YOUR GOAL:
Extract all lines containing "background".

____

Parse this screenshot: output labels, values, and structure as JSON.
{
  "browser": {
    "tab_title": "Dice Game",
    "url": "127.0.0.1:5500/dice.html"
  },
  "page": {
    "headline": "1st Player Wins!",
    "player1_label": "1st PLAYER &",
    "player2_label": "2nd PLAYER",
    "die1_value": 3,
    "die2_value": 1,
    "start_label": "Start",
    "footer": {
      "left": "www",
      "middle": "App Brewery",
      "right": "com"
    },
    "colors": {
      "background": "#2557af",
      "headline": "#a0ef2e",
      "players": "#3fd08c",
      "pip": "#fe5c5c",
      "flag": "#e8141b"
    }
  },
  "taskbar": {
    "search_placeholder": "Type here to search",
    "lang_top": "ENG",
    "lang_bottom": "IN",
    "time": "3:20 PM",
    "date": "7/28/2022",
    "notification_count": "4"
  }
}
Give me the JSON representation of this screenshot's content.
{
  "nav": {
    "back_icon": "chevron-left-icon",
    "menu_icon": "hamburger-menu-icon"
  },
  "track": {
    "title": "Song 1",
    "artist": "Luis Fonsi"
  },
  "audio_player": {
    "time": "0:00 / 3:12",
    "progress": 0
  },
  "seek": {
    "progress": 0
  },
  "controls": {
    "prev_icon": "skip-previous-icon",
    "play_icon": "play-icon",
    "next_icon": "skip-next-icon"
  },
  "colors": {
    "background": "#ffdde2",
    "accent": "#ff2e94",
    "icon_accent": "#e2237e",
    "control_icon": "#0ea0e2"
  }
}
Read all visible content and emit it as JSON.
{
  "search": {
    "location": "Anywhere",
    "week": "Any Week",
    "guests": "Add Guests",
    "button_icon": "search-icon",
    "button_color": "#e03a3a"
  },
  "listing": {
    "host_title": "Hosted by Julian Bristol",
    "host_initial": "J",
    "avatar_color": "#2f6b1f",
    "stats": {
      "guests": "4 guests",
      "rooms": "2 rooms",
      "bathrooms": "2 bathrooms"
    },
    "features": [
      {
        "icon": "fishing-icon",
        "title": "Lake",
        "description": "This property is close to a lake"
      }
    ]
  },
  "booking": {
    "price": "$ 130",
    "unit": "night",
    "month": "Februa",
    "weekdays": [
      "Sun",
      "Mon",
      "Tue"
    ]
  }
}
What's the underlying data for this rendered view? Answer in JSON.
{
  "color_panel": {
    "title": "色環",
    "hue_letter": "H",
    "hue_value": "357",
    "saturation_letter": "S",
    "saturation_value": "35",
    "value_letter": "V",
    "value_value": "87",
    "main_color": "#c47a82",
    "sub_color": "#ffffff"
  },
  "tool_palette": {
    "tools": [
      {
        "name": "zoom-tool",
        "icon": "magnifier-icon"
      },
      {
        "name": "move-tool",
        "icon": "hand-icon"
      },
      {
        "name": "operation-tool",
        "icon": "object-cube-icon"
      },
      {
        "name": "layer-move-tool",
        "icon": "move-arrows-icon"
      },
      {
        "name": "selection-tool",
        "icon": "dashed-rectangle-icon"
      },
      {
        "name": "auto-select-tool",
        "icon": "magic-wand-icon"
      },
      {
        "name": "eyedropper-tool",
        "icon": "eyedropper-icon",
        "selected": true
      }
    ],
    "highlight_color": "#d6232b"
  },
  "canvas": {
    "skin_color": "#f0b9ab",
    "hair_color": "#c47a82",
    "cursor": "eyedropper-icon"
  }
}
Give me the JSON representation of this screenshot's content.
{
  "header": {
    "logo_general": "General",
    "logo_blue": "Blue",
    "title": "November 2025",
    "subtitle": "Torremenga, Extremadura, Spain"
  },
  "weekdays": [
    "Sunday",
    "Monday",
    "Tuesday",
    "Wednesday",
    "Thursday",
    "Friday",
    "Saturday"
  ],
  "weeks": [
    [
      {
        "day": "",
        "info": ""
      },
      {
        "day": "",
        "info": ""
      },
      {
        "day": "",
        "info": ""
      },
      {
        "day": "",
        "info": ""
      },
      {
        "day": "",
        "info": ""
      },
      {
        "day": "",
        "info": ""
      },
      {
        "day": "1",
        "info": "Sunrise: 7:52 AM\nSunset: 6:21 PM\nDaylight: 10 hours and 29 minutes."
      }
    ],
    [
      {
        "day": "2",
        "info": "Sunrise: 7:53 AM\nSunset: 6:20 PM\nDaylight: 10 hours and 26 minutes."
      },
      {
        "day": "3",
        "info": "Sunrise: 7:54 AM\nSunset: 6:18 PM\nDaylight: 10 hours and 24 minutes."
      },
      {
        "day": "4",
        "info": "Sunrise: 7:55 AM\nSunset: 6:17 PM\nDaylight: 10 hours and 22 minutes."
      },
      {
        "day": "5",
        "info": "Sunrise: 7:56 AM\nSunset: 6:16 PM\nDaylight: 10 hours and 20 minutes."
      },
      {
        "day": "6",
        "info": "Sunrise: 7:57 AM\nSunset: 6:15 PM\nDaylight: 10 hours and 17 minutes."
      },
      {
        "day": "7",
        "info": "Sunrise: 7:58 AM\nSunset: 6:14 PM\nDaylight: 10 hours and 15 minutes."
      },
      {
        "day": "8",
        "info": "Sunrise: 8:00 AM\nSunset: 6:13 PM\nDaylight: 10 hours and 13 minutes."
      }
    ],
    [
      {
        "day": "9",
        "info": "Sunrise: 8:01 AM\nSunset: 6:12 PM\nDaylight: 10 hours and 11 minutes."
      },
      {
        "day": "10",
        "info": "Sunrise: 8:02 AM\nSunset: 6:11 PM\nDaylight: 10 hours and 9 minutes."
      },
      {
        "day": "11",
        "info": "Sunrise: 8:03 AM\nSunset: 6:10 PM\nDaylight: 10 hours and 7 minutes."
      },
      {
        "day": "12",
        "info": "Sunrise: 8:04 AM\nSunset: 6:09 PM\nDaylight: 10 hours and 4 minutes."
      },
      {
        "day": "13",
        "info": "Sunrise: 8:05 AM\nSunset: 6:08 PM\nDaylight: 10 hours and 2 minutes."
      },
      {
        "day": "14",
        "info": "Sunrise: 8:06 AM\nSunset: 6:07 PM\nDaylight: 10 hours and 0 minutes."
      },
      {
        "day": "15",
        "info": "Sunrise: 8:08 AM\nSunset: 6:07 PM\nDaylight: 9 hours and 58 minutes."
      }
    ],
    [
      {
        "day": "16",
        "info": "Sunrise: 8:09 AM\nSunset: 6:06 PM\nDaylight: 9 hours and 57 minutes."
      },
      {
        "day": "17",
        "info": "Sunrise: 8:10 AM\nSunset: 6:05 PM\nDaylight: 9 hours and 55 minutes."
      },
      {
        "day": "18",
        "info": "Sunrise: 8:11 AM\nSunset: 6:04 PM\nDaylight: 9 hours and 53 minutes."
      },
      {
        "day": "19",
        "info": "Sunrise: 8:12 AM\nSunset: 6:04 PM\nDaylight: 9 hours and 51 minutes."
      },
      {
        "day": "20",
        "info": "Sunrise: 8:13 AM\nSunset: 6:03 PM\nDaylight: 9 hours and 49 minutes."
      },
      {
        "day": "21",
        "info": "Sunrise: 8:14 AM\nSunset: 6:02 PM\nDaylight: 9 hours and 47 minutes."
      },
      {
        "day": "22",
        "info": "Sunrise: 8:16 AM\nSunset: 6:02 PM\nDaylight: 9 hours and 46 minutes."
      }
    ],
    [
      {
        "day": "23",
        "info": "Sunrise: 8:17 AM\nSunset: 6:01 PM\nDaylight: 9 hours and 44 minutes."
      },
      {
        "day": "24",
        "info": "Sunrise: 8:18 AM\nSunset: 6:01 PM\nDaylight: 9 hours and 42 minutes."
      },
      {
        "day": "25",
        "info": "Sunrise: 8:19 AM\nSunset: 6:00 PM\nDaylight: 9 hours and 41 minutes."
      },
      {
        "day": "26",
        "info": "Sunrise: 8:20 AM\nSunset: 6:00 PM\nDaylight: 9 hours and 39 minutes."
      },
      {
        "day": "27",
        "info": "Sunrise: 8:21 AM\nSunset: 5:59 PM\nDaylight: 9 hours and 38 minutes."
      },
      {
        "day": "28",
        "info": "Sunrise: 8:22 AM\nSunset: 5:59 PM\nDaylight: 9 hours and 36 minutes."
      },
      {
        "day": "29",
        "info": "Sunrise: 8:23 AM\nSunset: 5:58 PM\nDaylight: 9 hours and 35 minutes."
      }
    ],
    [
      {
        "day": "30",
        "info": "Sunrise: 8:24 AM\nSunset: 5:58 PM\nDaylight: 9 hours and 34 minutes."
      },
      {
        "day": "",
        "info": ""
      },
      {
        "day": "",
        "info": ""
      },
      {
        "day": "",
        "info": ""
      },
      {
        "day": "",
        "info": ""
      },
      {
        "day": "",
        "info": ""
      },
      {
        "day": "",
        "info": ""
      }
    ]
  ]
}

____

EXPECTED ANSWER:
      "background": "#2557af",
    "background": "#ffdde2",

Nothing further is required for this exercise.